Retype, exactly and with nothing added, the lines from the one showing "What data populates" through the final line of the material. Omit pictures.

* [DATASET RECORDS]:
## Start

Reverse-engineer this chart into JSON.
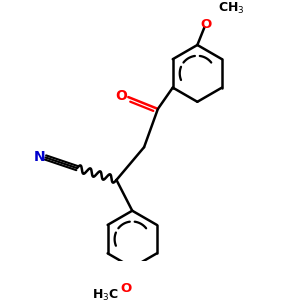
{
  "bg_color": "#ffffff",
  "bond_color": "#000000",
  "n_color": "#0000cd",
  "o_color": "#ff0000",
  "lw": 1.8,
  "figsize": [
    3.0,
    3.0
  ],
  "dpi": 100,
  "xlim": [
    -1.5,
    4.5
  ],
  "ylim": [
    -1.0,
    5.5
  ]
}
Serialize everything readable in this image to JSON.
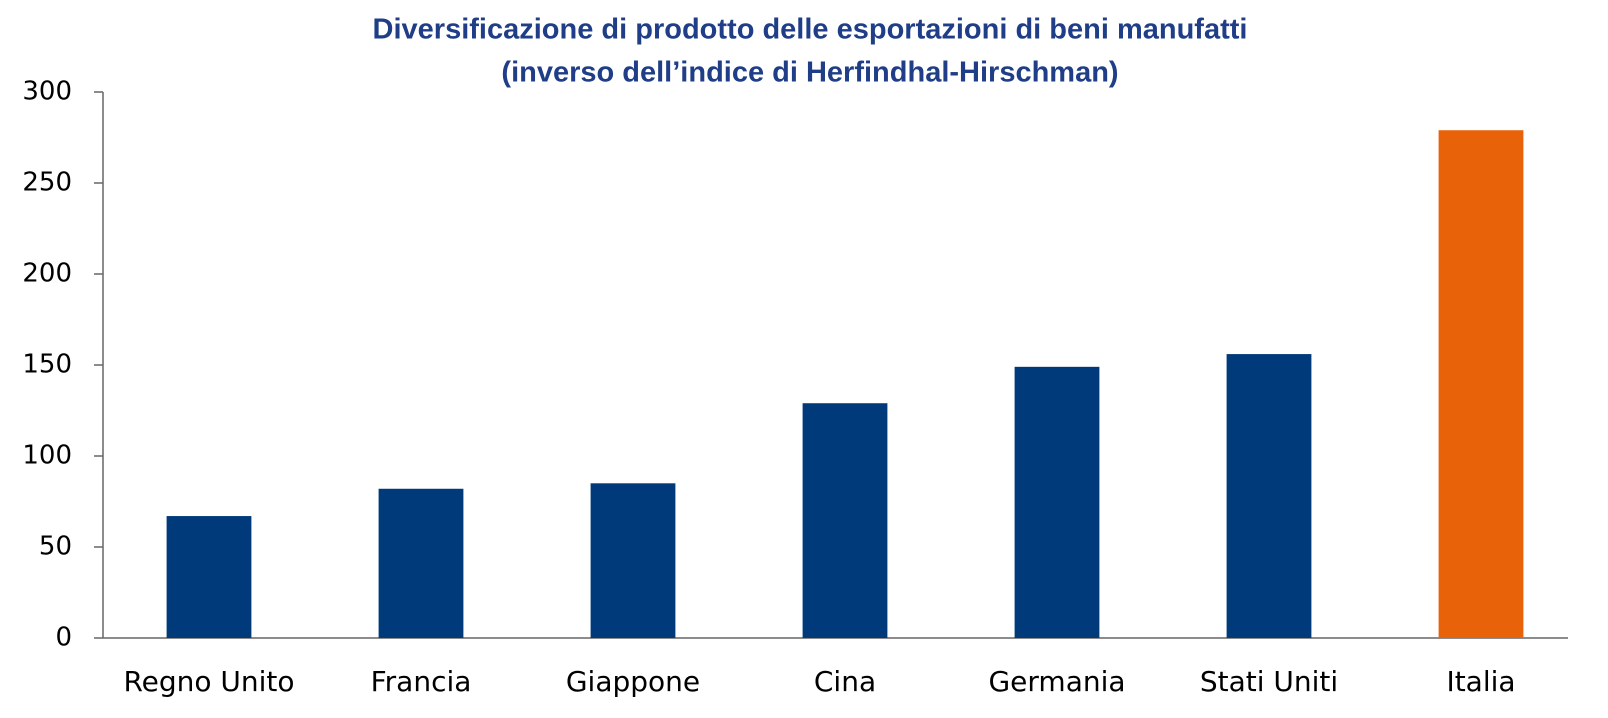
{
  "chart_data": {
    "type": "bar",
    "title": "Diversificazione di prodotto delle esportazioni di beni manufatti",
    "subtitle": "(inverso dell’indice di Herfindhal-Hirschman)",
    "categories": [
      "Regno Unito",
      "Francia",
      "Giappone",
      "Cina",
      "Germania",
      "Stati Uniti",
      "Italia"
    ],
    "values": [
      67,
      82,
      85,
      129,
      149,
      156,
      279
    ],
    "colors": [
      "#003a7a",
      "#003a7a",
      "#003a7a",
      "#003a7a",
      "#003a7a",
      "#003a7a",
      "#e8620a"
    ],
    "ylim": [
      0,
      300
    ],
    "yticks": [
      0,
      50,
      100,
      150,
      200,
      250,
      300
    ],
    "grid": false
  }
}
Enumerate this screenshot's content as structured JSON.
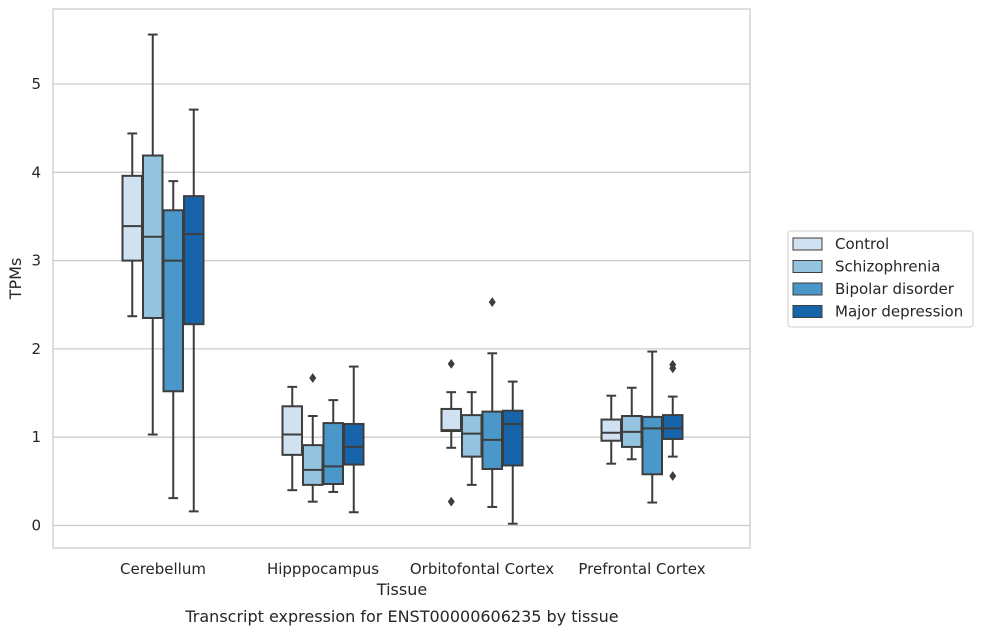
{
  "chart_data": {
    "type": "box",
    "caption": "Transcript expression for ENST00000606235 by tissue",
    "xlabel": "Tissue",
    "ylabel": "TPMs",
    "ylim": [
      -0.25,
      5.85
    ],
    "yticks": [
      0,
      1,
      2,
      3,
      4,
      5
    ],
    "grid": "horizontal",
    "legend_placement": "right",
    "categories": [
      "Cerebellum",
      "Hipppocampus",
      "Orbitofontal Cortex",
      "Prefrontal Cortex"
    ],
    "series": [
      {
        "name": "Control",
        "color": "#d0e1f2",
        "boxes": [
          {
            "whislo": 2.37,
            "q1": 3.0,
            "med": 3.39,
            "q3": 3.96,
            "whishi": 4.44,
            "fliers": []
          },
          {
            "whislo": 0.4,
            "q1": 0.8,
            "med": 1.03,
            "q3": 1.35,
            "whishi": 1.57,
            "fliers": []
          },
          {
            "whislo": 0.88,
            "q1": 1.07,
            "med": 1.08,
            "q3": 1.32,
            "whishi": 1.51,
            "fliers": [
              1.83,
              0.27
            ]
          },
          {
            "whislo": 0.7,
            "q1": 0.96,
            "med": 1.05,
            "q3": 1.2,
            "whishi": 1.47,
            "fliers": []
          }
        ]
      },
      {
        "name": "Schizophrenia",
        "color": "#94c4df",
        "boxes": [
          {
            "whislo": 1.03,
            "q1": 2.35,
            "med": 3.27,
            "q3": 4.19,
            "whishi": 5.56,
            "fliers": []
          },
          {
            "whislo": 0.27,
            "q1": 0.46,
            "med": 0.63,
            "q3": 0.91,
            "whishi": 1.24,
            "fliers": [
              1.67
            ]
          },
          {
            "whislo": 0.46,
            "q1": 0.78,
            "med": 1.04,
            "q3": 1.25,
            "whishi": 1.51,
            "fliers": []
          },
          {
            "whislo": 0.75,
            "q1": 0.89,
            "med": 1.06,
            "q3": 1.24,
            "whishi": 1.56,
            "fliers": []
          }
        ]
      },
      {
        "name": "Bipolar disorder",
        "color": "#4a98c9",
        "boxes": [
          {
            "whislo": 0.31,
            "q1": 1.52,
            "med": 3.0,
            "q3": 3.57,
            "whishi": 3.9,
            "fliers": []
          },
          {
            "whislo": 0.38,
            "q1": 0.47,
            "med": 0.67,
            "q3": 1.16,
            "whishi": 1.42,
            "fliers": []
          },
          {
            "whislo": 0.21,
            "q1": 0.64,
            "med": 0.97,
            "q3": 1.29,
            "whishi": 1.95,
            "fliers": [
              2.53
            ]
          },
          {
            "whislo": 0.26,
            "q1": 0.58,
            "med": 1.1,
            "q3": 1.23,
            "whishi": 1.97,
            "fliers": []
          }
        ]
      },
      {
        "name": "Major depression",
        "color": "#1764ab",
        "boxes": [
          {
            "whislo": 0.16,
            "q1": 2.28,
            "med": 3.3,
            "q3": 3.73,
            "whishi": 4.71,
            "fliers": []
          },
          {
            "whislo": 0.15,
            "q1": 0.69,
            "med": 0.89,
            "q3": 1.15,
            "whishi": 1.8,
            "fliers": []
          },
          {
            "whislo": 0.02,
            "q1": 0.68,
            "med": 1.15,
            "q3": 1.3,
            "whishi": 1.63,
            "fliers": []
          },
          {
            "whislo": 0.78,
            "q1": 0.98,
            "med": 1.1,
            "q3": 1.25,
            "whishi": 1.46,
            "fliers": [
              1.82,
              1.78,
              0.56
            ]
          }
        ]
      }
    ]
  }
}
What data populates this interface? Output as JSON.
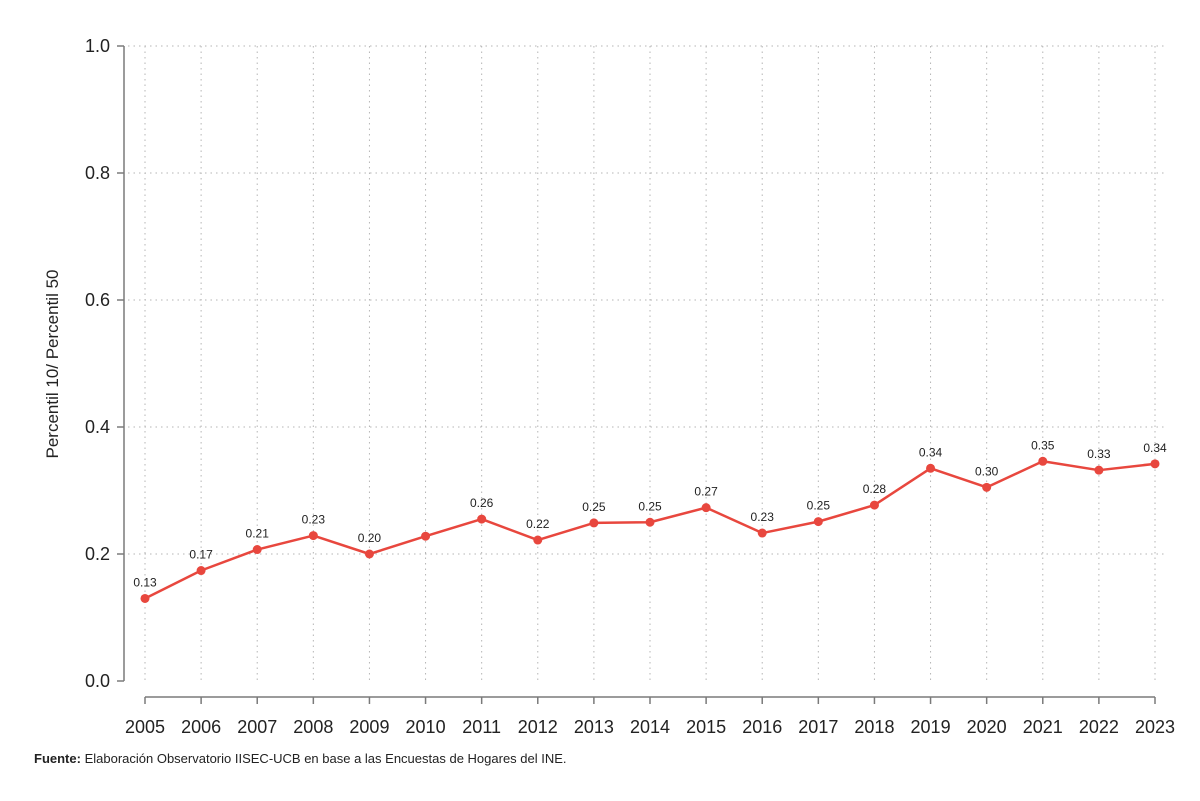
{
  "chart_data": {
    "type": "line",
    "title": "",
    "xlabel": "",
    "ylabel": "Percentil 10/ Percentil 50",
    "ylim": [
      0,
      1
    ],
    "yticks": [
      "0.0",
      "0.2",
      "0.4",
      "0.6",
      "0.8",
      "1.0"
    ],
    "grid": true,
    "categories": [
      "2005",
      "2006",
      "2007",
      "2008",
      "2009",
      "2010",
      "2011",
      "2012",
      "2013",
      "2014",
      "2015",
      "2016",
      "2017",
      "2018",
      "2019",
      "2020",
      "2021",
      "2022",
      "2023"
    ],
    "series": [
      {
        "color": "#e8473e",
        "values": [
          0.13,
          0.174,
          0.207,
          0.229,
          0.2,
          0.228,
          0.255,
          0.222,
          0.249,
          0.25,
          0.273,
          0.233,
          0.251,
          0.277,
          0.335,
          0.305,
          0.346,
          0.332,
          0.342
        ],
        "labels": [
          "0.13",
          "0.17",
          "0.21",
          "0.23",
          "0.20",
          null,
          "0.26",
          "0.22",
          "0.25",
          "0.25",
          "0.27",
          "0.23",
          "0.25",
          "0.28",
          "0.34",
          "0.30",
          "0.35",
          "0.33",
          "0.34"
        ]
      }
    ]
  },
  "source": {
    "prefix": "Fuente:",
    "text": " Elaboración Observatorio IISEC-UCB en base a las Encuestas de Hogares del INE."
  }
}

## End

* [EXERCISE RESULT]:
What data populates this interface? Output as JSON.
{
  "chart_data": {
    "type": "line",
    "title": "",
    "xlabel": "",
    "ylabel": "Percentil 10/ Percentil 50",
    "ylim": [
      0,
      1
    ],
    "yticks": [
      "0.0",
      "0.2",
      "0.4",
      "0.6",
      "0.8",
      "1.0"
    ],
    "grid": true,
    "categories": [
      "2005",
      "2006",
      "2007",
      "2008",
      "2009",
      "2010",
      "2011",
      "2012",
      "2013",
      "2014",
      "2015",
      "2016",
      "2017",
      "2018",
      "2019",
      "2020",
      "2021",
      "2022",
      "2023"
    ],
    "series": [
      {
        "color": "#e8473e",
        "values": [
          0.13,
          0.174,
          0.207,
          0.229,
          0.2,
          0.228,
          0.255,
          0.222,
          0.249,
          0.25,
          0.273,
          0.233,
          0.251,
          0.277,
          0.335,
          0.305,
          0.346,
          0.332,
          0.342
        ],
        "labels": [
          "0.13",
          "0.17",
          "0.21",
          "0.23",
          "0.20",
          null,
          "0.26",
          "0.22",
          "0.25",
          "0.25",
          "0.27",
          "0.23",
          "0.25",
          "0.28",
          "0.34",
          "0.30",
          "0.35",
          "0.33",
          "0.34"
        ]
      }
    ]
  },
  "source": {
    "prefix": "Fuente:",
    "text": " Elaboración Observatorio IISEC-UCB en base a las Encuestas de Hogares del INE."
  }
}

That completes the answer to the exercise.